Every line below needs to be transcribed without alteration, and no image may be carried over.

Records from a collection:
------------------------------------------------------------------------

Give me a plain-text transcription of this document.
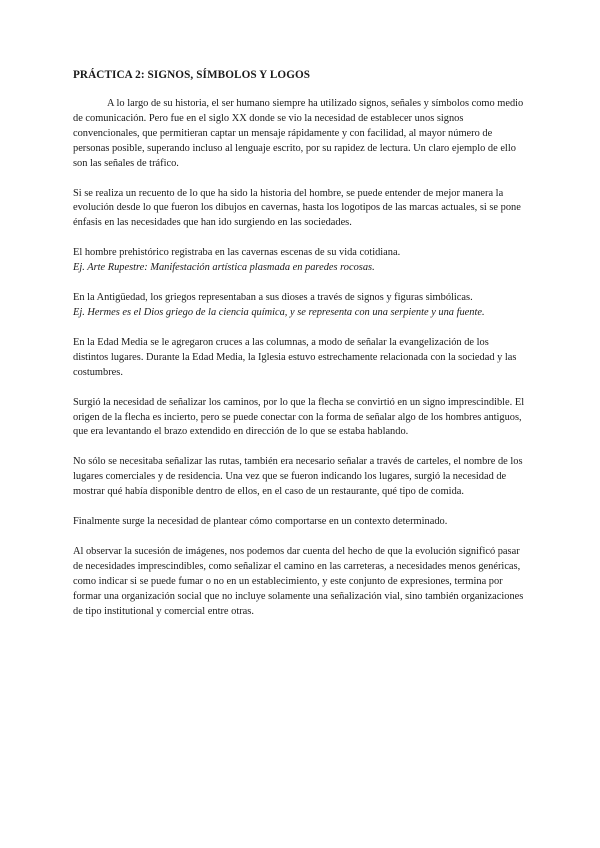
PRÁCTICA 2: SIGNOS, SÍMBOLOS Y LOGOS

A lo largo de su historia, el ser humano siempre ha utilizado signos, señales y símbolos como medio de comunicación. Pero fue en el siglo XX donde se vio la necesidad de establecer unos signos convencionales, que permitieran captar un mensaje rápidamente y con facilidad, al mayor número de personas posible, superando incluso al lenguaje escrito, por su rapidez de lectura. Un claro ejemplo de ello son las señales de tráfico.

Si se realiza un recuento de lo que ha sido la historia del hombre, se puede entender de mejor manera la evolución desde lo que fueron los dibujos en cavernas, hasta los logotipos de las marcas actuales, si se pone énfasis en las necesidades que han ido surgiendo en las sociedades.

El hombre prehistórico registraba en las cavernas escenas de su vida cotidiana.

Ej. Arte Rupestre: Manifestación artística plasmada en paredes rocosas.

En la Antigüedad, los griegos representaban a sus dioses a través de signos y figuras simbólicas.

Ej. Hermes es el Dios griego de la ciencia química, y se representa con una serpiente y una fuente.

En la Edad Media se le agregaron cruces a las columnas, a modo de señalar la evangelización de los distintos lugares. Durante la Edad Media, la Iglesia estuvo estrechamente relacionada con la sociedad y las costumbres.

Surgió la necesidad de señalizar los caminos, por lo que la flecha se convirtió en un signo imprescindible. El origen de la flecha es incierto, pero se puede conectar con la forma de señalar algo de los hombres antiguos, que era levantando el brazo extendido en dirección de lo que se estaba hablando.

No sólo se necesitaba señalizar las rutas, también era necesario señalar a través de carteles, el nombre de los lugares comerciales y de residencia. Una vez que se fueron indicando los lugares, surgió la necesidad de mostrar qué había disponible dentro de ellos, en el caso de un restaurante, qué tipo de comida.

Finalmente surge la necesidad de plantear cómo comportarse en un contexto determinado.

Al observar la sucesión de imágenes, nos podemos dar cuenta del hecho de que la evolución significó pasar de necesidades imprescindibles, como señalizar el camino en las carreteras, a necesidades menos genéricas, como indicar si se puede fumar o no en un establecimiento, y este conjunto de expresiones, termina por formar una organización social que no incluye solamente una señalización vial, sino también organizaciones de tipo institutional y comercial entre otras.
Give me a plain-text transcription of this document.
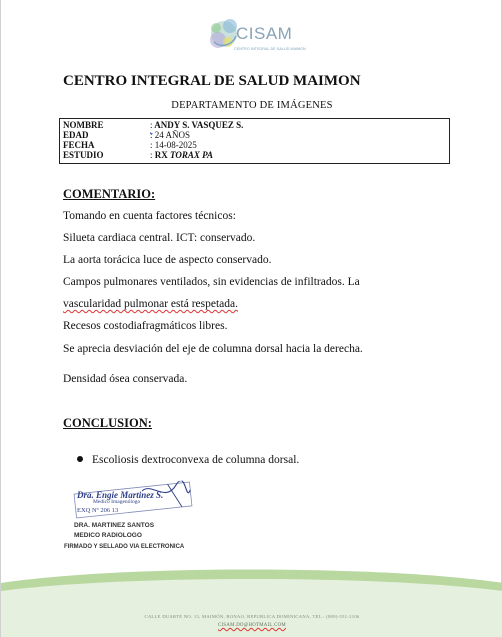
CISAM
CENTRO INTEGRAL DE SALUD MAIMON
CENTRO INTEGRAL DE SALUD MAIMON
DEPARTAMENTO DE IMÁGENES
NOMBRE	: ANDY S. VASQUEZ S.
EDAD	: 24 AÑOS
FECHA	: 14-08-2025
ESTUDIO	: RX TORAX PA
COMENTARIO:
Tomando en cuenta factores técnicos:
Silueta cardiaca central. ICT: conservado.
La aorta torácica luce de aspecto conservado.
Campos pulmonares ventilados, sin evidencias de infiltrados. La
vascularidad pulmonar está respetada.
Recesos costodiafragmáticos libres.
Se aprecia desviación del eje de columna dorsal hacia la derecha.
Densidad ósea conservada.
CONCLUSION:
Escoliosis dextroconvexa de columna dorsal.
Dra. Engie Martinez S.
Medico Imagenólogo
EXQ Nº 206 13
DRA. MARTINEZ SANTOS
MEDICO RADIOLOGO
FIRMADO Y SELLADO VIA ELECTRONICA
CALLE DUARTE NO. 15, MAIMÓN, BONAO, REPUBLICA DOMINICANA, TEL.: (809)-551-2106
CISAM.DO@HOTMAIL.COM
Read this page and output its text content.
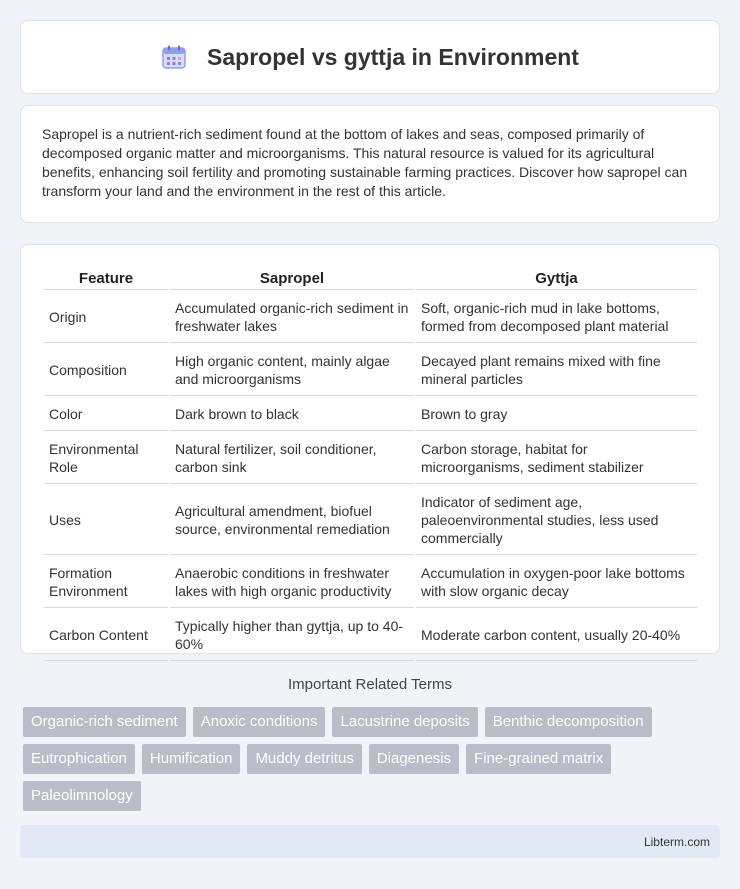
Sapropel vs gyttja in Environment

Sapropel is a nutrient-rich sediment found at the bottom of lakes and seas, composed primarily of decomposed organic matter and microorganisms. This natural resource is valued for its agricultural benefits, enhancing soil fertility and promoting sustainable farming practices. Discover how sapropel can transform your land and the environment in the rest of this article.

Feature	Sapropel	Gyttja
Origin	Accumulated organic-rich sediment in freshwater lakes	Soft, organic-rich mud in lake bottoms, formed from decomposed plant material
Composition	High organic content, mainly algae and microorganisms	Decayed plant remains mixed with fine mineral particles
Color	Dark brown to black	Brown to gray
Environmental Role	Natural fertilizer, soil conditioner, carbon sink	Carbon storage, habitat for microorganisms, sediment stabilizer
Uses	Agricultural amendment, biofuel source, environmental remediation	Indicator of sediment age, paleoenvironmental studies, less used commercially
Formation Environment	Anaerobic conditions in freshwater lakes with high organic productivity	Accumulation in oxygen-poor lake bottoms with slow organic decay
Carbon Content	Typically higher than gyttja, up to 40-60%	Moderate carbon content, usually 20-40%
Important Related Terms
Organic-rich sediment	Anoxic conditions	Lacustrine deposits	Benthic decomposition
Eutrophication	Humification	Muddy detritus	Diagenesis	Fine-grained matrix
Paleolimnology
Libterm.com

------------------------------------------------------------------------

■ **Solved exercise**
Give me a plain-text transcription of this document.
PRÁCTICA 2: SIGNOS, SÍMBOLOS Y LOGOS

A lo largo de su historia, el ser humano siempre ha utilizado signos, señales y símbolos como medio de comunicación. Pero fue en el siglo XX donde se vio la necesidad de establecer unos signos convencionales, que permitieran captar un mensaje rápidamente y con facilidad, al mayor número de personas posible, superando incluso al lenguaje escrito, por su rapidez de lectura. Un claro ejemplo de ello son las señales de tráfico.

Si se realiza un recuento de lo que ha sido la historia del hombre, se puede entender de mejor manera la evolución desde lo que fueron los dibujos en cavernas, hasta los logotipos de las marcas actuales, si se pone énfasis en las necesidades que han ido surgiendo en las sociedades.

El hombre prehistórico registraba en las cavernas escenas de su vida cotidiana.

Ej. Arte Rupestre: Manifestación artística plasmada en paredes rocosas.

En la Antigüedad, los griegos representaban a sus dioses a través de signos y figuras simbólicas.

Ej. Hermes es el Dios griego de la ciencia química, y se representa con una serpiente y una fuente.

En la Edad Media se le agregaron cruces a las columnas, a modo de señalar la evangelización de los distintos lugares. Durante la Edad Media, la Iglesia estuvo estrechamente relacionada con la sociedad y las costumbres.

Surgió la necesidad de señalizar los caminos, por lo que la flecha se convirtió en un signo imprescindible. El origen de la flecha es incierto, pero se puede conectar con la forma de señalar algo de los hombres antiguos, que era levantando el brazo extendido en dirección de lo que se estaba hablando.

No sólo se necesitaba señalizar las rutas, también era necesario señalar a través de carteles, el nombre de los lugares comerciales y de residencia. Una vez que se fueron indicando los lugares, surgió la necesidad de mostrar qué había disponible dentro de ellos, en el caso de un restaurante, qué tipo de comida.

Finalmente surge la necesidad de plantear cómo comportarse en un contexto determinado.

Al observar la sucesión de imágenes, nos podemos dar cuenta del hecho de que la evolución significó pasar de necesidades imprescindibles, como señalizar el camino en las carreteras, a necesidades menos genéricas, como indicar si se puede fumar o no en un establecimiento, y este conjunto de expresiones, termina por formar una organización social que no incluye solamente una señalización vial, sino también organizaciones de tipo institutional y comercial entre otras.
Give me a plain-text transcription of this document.
CISAM
CENTRO INTEGRAL DE SALUD MAIMON
CENTRO INTEGRAL DE SALUD MAIMON
DEPARTAMENTO DE IMÁGENES
NOMBRE	: ANDY S. VASQUEZ S.
EDAD	: 24 AÑOS
FECHA	: 14-08-2025
ESTUDIO	: RX TORAX PA
COMENTARIO:
Tomando en cuenta factores técnicos:
Silueta cardiaca central. ICT: conservado.
La aorta torácica luce de aspecto conservado.
Campos pulmonares ventilados, sin evidencias de infiltrados. La
vascularidad pulmonar está respetada.
Recesos costodiafragmáticos libres.
Se aprecia desviación del eje de columna dorsal hacia la derecha.
Densidad ósea conservada.
CONCLUSION:
Escoliosis dextroconvexa de columna dorsal.
Dra. Engie Martinez S.
Medico Imagenólogo
EXQ Nº 206 13
DRA. MARTINEZ SANTOS
MEDICO RADIOLOGO
FIRMADO Y SELLADO VIA ELECTRONICA
CALLE DUARTE NO. 15, MAIMÓN, BONAO, REPUBLICA DOMINICANA, TEL.: (809)-551-2106
CISAM.DO@HOTMAIL.COM
Read this page and output its text content.
Sapropel vs gyttja in Environment

Sapropel is a nutrient-rich sediment found at the bottom of lakes and seas, composed primarily of decomposed organic matter and microorganisms. This natural resource is valued for its agricultural benefits, enhancing soil fertility and promoting sustainable farming practices. Discover how sapropel can transform your land and the environment in the rest of this article.

Feature	Sapropel	Gyttja
Origin	Accumulated organic-rich sediment in freshwater lakes	Soft, organic-rich mud in lake bottoms, formed from decomposed plant material
Composition	High organic content, mainly algae and microorganisms	Decayed plant remains mixed with fine mineral particles
Color	Dark brown to black	Brown to gray
Environmental Role	Natural fertilizer, soil conditioner, carbon sink	Carbon storage, habitat for microorganisms, sediment stabilizer
Uses	Agricultural amendment, biofuel source, environmental remediation	Indicator of sediment age, paleoenvironmental studies, less used commercially
Formation Environment	Anaerobic conditions in freshwater lakes with high organic productivity	Accumulation in oxygen-poor lake bottoms with slow organic decay
Carbon Content	Typically higher than gyttja, up to 40-60%	Moderate carbon content, usually 20-40%
Important Related Terms
Organic-rich sediment	Anoxic conditions	Lacustrine deposits	Benthic decomposition
Eutrophication	Humification	Muddy detritus	Diagenesis	Fine-grained matrix
Paleolimnology
Libterm.com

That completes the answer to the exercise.